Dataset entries
_ _ _
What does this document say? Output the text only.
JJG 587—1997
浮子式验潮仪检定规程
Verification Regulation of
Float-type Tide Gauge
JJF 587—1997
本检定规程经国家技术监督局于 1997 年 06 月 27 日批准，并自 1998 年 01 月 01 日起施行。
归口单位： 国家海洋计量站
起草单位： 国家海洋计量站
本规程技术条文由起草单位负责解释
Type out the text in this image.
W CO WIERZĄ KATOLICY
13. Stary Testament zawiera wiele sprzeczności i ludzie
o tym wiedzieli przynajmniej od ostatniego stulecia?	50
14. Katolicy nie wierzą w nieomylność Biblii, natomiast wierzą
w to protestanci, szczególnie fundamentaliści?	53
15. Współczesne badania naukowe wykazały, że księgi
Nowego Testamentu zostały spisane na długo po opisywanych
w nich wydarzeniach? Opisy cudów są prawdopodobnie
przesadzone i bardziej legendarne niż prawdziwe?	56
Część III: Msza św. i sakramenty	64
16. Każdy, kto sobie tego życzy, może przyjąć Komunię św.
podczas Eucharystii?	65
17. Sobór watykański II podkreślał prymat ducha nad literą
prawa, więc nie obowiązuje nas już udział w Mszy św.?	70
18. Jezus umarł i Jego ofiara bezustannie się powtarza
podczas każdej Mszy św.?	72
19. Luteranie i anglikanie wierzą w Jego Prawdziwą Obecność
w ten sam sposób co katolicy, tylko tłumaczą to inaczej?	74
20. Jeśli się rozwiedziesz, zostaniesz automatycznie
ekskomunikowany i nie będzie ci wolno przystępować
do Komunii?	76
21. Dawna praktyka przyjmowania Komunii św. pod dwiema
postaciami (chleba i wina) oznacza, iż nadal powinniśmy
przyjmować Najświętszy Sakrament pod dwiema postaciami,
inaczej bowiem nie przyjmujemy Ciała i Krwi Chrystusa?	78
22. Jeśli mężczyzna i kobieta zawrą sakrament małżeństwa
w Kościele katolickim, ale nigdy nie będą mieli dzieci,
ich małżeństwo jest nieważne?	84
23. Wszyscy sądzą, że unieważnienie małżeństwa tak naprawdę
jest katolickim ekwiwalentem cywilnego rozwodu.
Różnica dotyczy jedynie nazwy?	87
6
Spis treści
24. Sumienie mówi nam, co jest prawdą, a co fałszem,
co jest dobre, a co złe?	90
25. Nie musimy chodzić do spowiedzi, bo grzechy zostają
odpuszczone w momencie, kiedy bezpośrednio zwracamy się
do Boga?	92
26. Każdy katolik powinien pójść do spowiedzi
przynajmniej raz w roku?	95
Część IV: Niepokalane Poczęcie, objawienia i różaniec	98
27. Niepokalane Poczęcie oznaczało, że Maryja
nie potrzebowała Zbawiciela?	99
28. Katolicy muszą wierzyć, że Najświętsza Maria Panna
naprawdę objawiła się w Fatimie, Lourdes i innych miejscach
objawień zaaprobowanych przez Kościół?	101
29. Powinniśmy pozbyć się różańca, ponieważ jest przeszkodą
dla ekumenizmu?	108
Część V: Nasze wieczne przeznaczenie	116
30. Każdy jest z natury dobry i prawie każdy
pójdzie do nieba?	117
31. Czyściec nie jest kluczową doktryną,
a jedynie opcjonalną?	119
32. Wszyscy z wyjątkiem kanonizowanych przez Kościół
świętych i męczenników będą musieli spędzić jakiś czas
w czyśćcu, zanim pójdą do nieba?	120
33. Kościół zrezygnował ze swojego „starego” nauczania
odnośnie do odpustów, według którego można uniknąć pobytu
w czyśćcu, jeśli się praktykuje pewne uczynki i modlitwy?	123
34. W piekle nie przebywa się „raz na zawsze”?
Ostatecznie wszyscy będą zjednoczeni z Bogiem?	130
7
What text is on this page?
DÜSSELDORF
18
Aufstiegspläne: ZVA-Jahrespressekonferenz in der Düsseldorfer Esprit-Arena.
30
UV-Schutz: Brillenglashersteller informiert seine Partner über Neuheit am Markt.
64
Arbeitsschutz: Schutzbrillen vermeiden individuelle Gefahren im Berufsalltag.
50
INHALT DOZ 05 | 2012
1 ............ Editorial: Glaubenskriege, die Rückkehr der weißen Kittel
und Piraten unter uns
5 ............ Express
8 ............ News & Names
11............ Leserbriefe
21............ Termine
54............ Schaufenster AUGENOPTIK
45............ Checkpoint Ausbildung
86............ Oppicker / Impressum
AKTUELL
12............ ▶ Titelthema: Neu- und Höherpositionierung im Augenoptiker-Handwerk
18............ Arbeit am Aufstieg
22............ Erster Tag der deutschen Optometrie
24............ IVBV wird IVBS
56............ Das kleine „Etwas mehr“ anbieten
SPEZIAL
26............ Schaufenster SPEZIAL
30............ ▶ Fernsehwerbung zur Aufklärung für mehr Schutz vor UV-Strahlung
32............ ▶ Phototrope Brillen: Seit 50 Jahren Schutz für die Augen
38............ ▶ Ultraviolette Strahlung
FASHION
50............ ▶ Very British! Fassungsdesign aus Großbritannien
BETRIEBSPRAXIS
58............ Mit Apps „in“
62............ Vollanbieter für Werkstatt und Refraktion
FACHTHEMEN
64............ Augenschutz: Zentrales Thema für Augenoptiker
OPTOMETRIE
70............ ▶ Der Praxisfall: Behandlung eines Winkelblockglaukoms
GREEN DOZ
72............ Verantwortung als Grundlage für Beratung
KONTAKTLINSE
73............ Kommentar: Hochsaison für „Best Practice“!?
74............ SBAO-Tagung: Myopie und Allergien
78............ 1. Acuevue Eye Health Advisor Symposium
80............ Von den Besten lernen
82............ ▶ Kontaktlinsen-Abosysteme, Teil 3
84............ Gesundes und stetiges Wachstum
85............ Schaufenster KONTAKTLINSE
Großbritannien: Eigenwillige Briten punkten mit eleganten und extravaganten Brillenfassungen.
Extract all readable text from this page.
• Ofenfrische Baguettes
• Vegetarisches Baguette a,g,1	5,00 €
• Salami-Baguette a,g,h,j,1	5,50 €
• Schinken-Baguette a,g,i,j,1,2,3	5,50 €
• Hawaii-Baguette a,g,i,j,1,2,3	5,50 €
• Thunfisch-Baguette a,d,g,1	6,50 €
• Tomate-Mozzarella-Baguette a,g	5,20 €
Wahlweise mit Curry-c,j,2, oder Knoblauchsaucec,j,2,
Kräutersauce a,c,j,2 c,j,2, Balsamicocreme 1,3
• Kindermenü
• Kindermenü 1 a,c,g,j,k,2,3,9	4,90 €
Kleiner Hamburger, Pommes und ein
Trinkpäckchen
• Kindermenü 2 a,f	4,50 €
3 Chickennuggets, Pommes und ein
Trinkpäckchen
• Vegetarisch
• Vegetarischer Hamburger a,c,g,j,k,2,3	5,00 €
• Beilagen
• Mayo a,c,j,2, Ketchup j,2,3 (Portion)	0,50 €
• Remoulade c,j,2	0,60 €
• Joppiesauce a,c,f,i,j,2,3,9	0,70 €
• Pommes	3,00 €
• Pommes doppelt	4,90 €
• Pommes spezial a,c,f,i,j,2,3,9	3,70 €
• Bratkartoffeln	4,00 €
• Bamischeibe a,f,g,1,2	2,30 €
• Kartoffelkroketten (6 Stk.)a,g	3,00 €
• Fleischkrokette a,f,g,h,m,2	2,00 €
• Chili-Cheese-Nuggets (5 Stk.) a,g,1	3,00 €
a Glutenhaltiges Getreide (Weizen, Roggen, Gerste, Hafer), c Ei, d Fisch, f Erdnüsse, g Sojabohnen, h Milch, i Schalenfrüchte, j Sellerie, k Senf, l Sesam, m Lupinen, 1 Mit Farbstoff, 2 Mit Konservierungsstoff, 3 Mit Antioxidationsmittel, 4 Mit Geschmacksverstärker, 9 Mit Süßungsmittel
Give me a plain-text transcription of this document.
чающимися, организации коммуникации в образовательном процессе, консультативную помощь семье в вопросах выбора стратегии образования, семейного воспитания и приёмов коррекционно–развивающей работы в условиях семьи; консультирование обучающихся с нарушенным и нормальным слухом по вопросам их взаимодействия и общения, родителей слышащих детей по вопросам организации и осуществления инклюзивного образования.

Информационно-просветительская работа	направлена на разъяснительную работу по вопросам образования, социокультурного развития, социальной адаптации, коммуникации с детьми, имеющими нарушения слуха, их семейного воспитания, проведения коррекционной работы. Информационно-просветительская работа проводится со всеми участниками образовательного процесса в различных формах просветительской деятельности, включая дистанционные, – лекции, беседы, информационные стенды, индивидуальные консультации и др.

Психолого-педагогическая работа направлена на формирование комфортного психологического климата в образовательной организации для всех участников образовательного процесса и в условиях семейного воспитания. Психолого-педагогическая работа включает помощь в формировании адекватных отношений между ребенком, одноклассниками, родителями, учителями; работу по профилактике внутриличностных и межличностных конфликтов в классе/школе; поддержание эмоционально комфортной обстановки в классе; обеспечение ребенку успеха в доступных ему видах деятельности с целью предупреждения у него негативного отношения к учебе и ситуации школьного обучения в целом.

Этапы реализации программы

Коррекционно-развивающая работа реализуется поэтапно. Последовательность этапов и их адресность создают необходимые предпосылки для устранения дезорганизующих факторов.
_ _ _
**WHAT IS ASKED**
Pull out each line holding the string "Kościół".

**OUTPUT OF THE EXERCISE**
objawień zaaprobowanych przez Kościół?	101
32. Wszyscy z wyjątkiem kanonizowanych przez Kościół
33. Kościół zrezygnował ze swojego „starego” nauczania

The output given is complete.